Information supplied Block Start

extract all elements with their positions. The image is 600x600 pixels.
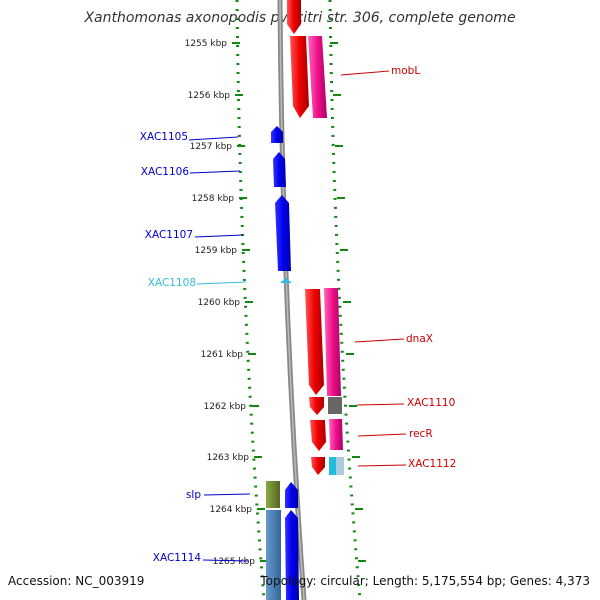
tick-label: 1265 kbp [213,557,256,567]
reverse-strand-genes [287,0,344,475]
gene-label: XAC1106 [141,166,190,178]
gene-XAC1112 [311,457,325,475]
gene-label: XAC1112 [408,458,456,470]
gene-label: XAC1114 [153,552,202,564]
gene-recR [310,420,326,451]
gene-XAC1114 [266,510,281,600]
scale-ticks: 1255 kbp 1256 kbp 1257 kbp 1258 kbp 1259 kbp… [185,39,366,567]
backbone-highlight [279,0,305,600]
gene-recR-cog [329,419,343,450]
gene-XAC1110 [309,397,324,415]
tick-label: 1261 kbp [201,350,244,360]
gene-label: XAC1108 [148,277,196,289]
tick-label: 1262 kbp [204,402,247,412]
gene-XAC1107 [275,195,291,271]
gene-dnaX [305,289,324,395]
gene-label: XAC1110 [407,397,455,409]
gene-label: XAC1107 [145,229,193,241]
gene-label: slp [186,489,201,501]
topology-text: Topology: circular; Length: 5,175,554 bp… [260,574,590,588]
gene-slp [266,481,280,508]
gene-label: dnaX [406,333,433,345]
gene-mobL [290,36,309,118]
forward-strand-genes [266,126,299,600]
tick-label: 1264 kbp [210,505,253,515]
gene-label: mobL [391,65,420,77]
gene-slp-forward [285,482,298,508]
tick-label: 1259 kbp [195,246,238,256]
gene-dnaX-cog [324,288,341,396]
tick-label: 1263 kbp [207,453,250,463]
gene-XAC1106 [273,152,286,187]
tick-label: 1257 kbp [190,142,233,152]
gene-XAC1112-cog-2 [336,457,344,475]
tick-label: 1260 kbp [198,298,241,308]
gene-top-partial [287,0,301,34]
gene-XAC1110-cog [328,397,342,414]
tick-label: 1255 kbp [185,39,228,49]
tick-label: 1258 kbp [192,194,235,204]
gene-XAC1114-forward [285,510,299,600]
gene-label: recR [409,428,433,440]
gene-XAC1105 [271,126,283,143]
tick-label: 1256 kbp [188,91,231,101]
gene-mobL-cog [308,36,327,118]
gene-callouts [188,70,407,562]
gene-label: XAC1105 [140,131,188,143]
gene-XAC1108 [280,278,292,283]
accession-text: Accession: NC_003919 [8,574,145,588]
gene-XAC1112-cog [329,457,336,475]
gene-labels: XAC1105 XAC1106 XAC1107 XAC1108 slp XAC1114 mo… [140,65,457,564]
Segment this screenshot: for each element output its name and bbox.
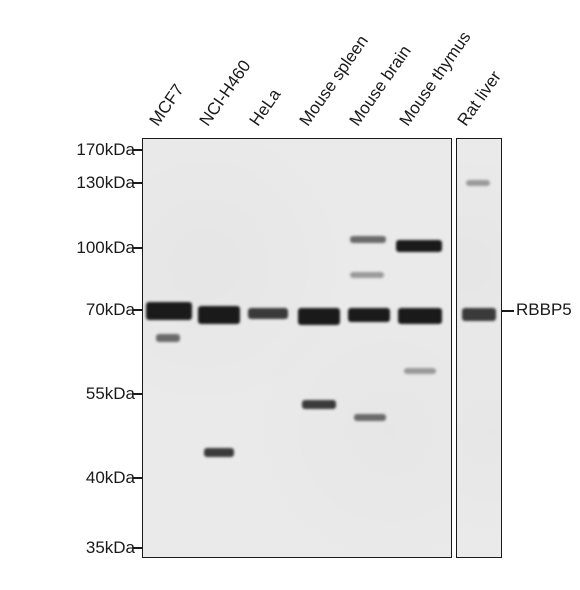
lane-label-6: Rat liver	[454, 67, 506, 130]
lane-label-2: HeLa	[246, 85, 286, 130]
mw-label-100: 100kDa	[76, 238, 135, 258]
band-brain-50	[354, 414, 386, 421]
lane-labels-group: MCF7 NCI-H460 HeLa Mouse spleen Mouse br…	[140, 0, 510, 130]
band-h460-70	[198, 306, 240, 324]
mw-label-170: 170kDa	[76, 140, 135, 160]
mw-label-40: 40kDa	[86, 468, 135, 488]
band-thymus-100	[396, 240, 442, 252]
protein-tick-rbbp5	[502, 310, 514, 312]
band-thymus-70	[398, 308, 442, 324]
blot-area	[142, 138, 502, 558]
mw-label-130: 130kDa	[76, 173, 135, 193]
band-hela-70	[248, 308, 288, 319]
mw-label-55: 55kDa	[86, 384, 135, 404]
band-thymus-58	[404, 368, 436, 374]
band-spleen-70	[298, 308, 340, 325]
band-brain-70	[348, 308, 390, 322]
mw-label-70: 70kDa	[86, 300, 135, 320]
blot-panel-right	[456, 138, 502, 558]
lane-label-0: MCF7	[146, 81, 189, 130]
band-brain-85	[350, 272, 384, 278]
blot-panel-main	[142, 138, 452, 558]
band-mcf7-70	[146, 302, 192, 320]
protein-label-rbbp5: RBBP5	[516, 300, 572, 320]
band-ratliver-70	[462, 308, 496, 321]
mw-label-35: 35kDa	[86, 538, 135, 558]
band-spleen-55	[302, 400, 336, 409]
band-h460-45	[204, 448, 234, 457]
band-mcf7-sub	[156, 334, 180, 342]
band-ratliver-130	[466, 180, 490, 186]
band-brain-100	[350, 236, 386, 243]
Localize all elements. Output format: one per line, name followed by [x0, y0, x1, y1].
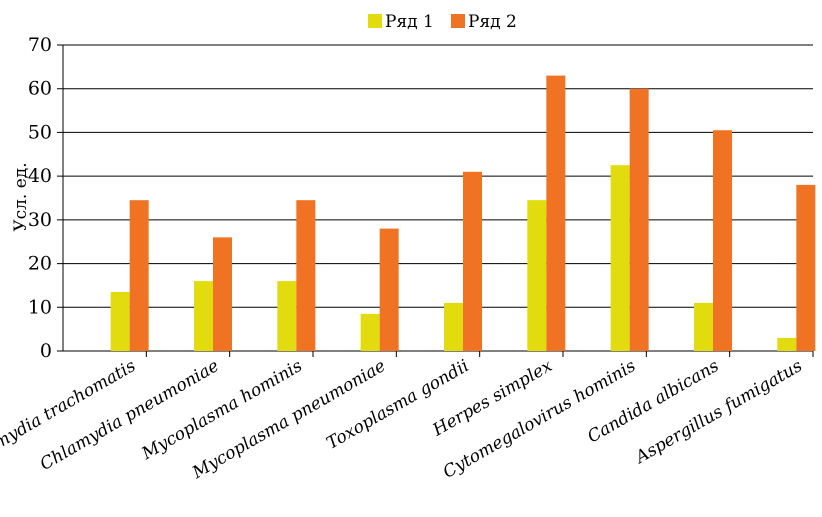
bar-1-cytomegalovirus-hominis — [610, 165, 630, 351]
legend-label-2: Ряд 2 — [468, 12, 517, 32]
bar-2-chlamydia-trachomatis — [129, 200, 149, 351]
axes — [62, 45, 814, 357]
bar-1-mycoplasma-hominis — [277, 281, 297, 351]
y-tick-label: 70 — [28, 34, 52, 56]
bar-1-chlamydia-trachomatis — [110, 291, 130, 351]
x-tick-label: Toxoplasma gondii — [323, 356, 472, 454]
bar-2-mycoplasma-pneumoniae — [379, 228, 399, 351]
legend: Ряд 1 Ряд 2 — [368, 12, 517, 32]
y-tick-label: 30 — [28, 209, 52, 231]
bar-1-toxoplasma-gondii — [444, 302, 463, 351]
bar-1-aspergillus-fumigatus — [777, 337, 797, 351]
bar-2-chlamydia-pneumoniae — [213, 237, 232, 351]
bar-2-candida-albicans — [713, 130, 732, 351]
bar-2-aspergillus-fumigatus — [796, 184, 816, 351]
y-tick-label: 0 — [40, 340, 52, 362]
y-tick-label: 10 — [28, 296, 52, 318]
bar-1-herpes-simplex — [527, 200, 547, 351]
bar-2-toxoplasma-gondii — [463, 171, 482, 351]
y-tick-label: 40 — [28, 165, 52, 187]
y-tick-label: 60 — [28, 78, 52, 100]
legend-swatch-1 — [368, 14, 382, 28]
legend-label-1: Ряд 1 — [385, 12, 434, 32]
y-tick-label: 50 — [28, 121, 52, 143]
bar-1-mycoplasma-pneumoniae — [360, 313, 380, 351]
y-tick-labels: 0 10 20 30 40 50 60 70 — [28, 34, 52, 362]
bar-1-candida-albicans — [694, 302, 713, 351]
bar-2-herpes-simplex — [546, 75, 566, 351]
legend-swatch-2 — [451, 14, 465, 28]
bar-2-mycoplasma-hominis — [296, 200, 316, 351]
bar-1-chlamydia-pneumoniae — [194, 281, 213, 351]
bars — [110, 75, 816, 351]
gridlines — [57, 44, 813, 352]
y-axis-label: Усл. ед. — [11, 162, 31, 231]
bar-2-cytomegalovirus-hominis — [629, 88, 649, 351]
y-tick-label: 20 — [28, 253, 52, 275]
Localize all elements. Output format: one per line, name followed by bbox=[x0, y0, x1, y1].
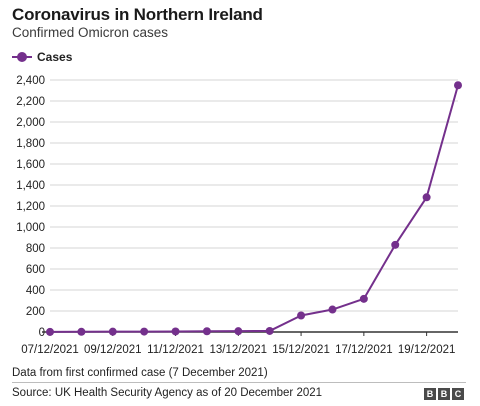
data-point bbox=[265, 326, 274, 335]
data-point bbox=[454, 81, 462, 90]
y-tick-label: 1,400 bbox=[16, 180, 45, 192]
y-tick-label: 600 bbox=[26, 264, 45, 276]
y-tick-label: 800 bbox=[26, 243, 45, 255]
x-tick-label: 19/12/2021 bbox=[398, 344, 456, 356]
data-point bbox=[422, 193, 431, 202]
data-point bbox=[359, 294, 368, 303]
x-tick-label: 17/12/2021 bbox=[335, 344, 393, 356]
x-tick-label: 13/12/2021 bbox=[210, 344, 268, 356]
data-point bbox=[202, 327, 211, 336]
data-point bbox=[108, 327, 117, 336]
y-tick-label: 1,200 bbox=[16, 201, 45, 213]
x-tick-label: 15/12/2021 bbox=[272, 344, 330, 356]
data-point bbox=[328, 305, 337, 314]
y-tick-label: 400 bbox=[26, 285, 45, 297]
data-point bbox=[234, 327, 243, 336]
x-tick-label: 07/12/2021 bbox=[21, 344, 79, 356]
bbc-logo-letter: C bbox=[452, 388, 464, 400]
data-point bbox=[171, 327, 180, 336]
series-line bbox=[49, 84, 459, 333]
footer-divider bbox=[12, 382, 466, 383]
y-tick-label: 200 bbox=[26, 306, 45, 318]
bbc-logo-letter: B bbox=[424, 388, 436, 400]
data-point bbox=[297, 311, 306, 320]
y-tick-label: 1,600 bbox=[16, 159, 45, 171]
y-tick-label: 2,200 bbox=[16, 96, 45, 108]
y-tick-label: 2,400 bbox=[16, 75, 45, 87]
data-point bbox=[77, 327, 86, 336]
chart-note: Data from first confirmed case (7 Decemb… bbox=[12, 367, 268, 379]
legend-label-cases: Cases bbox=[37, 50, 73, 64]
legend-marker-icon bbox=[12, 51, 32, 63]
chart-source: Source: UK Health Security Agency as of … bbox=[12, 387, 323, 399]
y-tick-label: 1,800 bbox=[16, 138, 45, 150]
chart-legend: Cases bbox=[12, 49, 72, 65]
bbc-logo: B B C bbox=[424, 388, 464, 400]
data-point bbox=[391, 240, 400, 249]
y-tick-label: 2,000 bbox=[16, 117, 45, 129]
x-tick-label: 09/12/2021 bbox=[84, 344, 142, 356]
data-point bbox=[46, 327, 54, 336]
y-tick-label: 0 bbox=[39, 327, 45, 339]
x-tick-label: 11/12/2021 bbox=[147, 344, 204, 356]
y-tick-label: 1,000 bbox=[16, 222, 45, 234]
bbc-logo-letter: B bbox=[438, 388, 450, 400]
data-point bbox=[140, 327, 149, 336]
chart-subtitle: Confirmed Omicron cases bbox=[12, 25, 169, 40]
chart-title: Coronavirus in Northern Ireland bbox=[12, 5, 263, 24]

Information supplied Block End

**Your objective**: Copy each line of the data above that holds "chart".

**Response for this exercise**:
chart-note: Data from first confirmed case (7 Decemb… bbox=[12, 367, 268, 379]
chart-source: Source: UK Health Security Agency as of … bbox=[12, 387, 323, 399]
chart-legend: Cases bbox=[12, 49, 72, 65]
chart-subtitle: Confirmed Omicron cases bbox=[12, 25, 169, 40]
chart-title: Coronavirus in Northern Ireland bbox=[12, 5, 263, 24]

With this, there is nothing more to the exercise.